> [Job]: Your task is to transcribe all the entries exactly, excluding pictures.

[Dataset records]
[start]

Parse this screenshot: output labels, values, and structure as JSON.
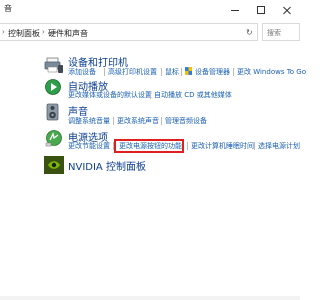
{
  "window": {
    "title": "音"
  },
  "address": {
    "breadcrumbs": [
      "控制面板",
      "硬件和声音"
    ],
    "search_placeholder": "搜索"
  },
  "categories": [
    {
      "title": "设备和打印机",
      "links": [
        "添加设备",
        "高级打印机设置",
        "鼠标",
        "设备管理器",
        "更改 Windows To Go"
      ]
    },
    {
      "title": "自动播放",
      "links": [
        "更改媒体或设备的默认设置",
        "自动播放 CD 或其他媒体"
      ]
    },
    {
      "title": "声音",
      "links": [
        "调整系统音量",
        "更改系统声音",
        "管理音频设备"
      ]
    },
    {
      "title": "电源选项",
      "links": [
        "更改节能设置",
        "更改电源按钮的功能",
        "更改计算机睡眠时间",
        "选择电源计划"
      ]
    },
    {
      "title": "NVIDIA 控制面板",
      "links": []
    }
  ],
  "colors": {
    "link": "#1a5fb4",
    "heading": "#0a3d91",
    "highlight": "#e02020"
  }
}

[end]

> [Response below]:
Parse this screenshot: output labels, values, and structure as JSON.
{
  "window": {
    "title": "音"
  },
  "address": {
    "breadcrumbs": [
      "控制面板",
      "硬件和声音"
    ],
    "search_placeholder": "搜索"
  },
  "categories": [
    {
      "title": "设备和打印机",
      "links": [
        "添加设备",
        "高级打印机设置",
        "鼠标",
        "设备管理器",
        "更改 Windows To Go"
      ]
    },
    {
      "title": "自动播放",
      "links": [
        "更改媒体或设备的默认设置",
        "自动播放 CD 或其他媒体"
      ]
    },
    {
      "title": "声音",
      "links": [
        "调整系统音量",
        "更改系统声音",
        "管理音频设备"
      ]
    },
    {
      "title": "电源选项",
      "links": [
        "更改节能设置",
        "更改电源按钮的功能",
        "更改计算机睡眠时间",
        "选择电源计划"
      ]
    },
    {
      "title": "NVIDIA 控制面板",
      "links": []
    }
  ],
  "colors": {
    "link": "#1a5fb4",
    "heading": "#0a3d91",
    "highlight": "#e02020"
  }
}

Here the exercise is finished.